**EXERCISE DIRECTIONS:** Give the number of lines holding the string "name" and nothing more.

**EXCERPTED RECORDS:**
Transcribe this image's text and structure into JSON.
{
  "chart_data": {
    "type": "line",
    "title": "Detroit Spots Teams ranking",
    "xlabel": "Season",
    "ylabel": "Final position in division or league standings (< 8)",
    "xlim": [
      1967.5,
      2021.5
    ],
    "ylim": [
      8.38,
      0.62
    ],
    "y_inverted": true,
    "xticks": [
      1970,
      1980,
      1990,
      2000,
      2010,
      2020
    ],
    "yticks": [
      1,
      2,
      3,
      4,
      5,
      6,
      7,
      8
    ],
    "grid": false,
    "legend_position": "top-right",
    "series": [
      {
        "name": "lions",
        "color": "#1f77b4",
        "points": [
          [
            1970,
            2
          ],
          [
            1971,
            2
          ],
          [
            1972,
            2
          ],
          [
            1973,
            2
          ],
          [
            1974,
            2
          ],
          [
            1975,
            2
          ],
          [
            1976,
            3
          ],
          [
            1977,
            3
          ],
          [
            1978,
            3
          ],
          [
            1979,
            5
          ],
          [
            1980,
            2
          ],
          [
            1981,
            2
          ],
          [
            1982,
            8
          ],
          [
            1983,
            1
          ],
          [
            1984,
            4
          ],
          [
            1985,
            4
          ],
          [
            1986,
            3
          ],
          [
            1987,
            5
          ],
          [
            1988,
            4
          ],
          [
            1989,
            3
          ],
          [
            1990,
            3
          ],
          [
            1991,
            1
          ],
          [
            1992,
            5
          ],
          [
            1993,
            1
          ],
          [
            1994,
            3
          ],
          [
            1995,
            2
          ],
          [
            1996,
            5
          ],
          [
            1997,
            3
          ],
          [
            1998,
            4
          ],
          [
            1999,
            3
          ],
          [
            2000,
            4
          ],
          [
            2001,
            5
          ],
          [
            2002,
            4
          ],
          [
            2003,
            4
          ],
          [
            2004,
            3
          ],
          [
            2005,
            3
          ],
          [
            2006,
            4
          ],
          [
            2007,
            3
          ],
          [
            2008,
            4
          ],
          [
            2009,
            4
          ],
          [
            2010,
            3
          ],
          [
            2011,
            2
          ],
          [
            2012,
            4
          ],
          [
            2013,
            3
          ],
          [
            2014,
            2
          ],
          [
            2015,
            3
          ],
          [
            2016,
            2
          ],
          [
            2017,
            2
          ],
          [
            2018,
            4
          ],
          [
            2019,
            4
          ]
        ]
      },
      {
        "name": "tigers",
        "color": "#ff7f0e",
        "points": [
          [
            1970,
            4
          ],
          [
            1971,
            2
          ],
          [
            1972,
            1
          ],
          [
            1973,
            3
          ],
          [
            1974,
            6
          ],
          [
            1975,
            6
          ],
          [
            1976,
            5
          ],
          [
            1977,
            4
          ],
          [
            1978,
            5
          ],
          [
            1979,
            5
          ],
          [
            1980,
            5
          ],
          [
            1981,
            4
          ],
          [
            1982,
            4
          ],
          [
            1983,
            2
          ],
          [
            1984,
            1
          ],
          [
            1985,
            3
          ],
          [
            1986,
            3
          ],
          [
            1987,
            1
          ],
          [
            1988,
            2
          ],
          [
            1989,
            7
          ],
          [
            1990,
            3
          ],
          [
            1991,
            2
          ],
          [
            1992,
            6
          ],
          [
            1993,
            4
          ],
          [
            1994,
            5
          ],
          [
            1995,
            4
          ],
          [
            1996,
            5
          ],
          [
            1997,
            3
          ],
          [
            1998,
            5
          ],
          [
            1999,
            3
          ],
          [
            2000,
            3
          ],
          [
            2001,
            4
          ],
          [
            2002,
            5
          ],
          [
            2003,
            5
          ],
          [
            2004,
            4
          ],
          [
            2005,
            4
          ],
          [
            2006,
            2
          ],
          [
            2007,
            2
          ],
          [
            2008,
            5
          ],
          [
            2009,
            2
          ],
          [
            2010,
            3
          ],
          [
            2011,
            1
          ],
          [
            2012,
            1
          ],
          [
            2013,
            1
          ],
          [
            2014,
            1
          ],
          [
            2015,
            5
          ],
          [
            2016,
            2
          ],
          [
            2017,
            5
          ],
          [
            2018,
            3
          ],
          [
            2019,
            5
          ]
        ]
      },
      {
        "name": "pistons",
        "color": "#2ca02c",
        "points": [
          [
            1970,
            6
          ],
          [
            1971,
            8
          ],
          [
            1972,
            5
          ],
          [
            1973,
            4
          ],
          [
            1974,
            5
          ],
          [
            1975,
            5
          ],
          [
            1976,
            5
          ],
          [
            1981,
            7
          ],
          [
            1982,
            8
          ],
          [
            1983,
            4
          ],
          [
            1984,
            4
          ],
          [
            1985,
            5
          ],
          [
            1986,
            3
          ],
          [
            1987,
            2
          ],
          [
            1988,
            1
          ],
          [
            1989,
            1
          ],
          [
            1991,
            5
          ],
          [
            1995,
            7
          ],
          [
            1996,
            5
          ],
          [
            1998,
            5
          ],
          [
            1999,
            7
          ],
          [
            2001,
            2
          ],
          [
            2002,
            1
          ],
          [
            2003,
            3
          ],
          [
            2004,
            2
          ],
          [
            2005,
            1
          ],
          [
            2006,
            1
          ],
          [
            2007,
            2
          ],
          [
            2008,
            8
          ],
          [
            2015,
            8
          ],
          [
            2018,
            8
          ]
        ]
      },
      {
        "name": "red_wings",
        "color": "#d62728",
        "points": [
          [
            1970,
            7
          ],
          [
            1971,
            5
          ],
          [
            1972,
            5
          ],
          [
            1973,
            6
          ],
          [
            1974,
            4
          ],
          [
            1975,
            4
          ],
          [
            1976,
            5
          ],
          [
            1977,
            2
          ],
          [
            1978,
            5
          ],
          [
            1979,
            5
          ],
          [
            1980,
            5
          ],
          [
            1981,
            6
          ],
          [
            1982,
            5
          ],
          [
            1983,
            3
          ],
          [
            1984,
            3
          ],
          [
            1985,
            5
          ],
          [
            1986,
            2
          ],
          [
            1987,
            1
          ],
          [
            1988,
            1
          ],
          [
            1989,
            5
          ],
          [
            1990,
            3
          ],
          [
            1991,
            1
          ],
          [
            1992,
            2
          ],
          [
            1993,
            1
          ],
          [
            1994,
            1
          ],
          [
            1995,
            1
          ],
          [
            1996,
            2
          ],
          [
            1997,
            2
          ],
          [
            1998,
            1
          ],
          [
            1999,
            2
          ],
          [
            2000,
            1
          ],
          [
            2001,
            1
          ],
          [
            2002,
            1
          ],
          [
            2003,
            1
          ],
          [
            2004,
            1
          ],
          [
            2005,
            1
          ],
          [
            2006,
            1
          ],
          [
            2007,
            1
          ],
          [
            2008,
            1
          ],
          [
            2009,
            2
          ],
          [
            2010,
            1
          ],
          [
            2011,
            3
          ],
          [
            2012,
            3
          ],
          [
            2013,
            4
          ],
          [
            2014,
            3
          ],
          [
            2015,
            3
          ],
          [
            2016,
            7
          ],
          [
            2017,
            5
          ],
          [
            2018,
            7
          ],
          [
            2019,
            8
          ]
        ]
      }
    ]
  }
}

**SOLVED PROBLEM:** 4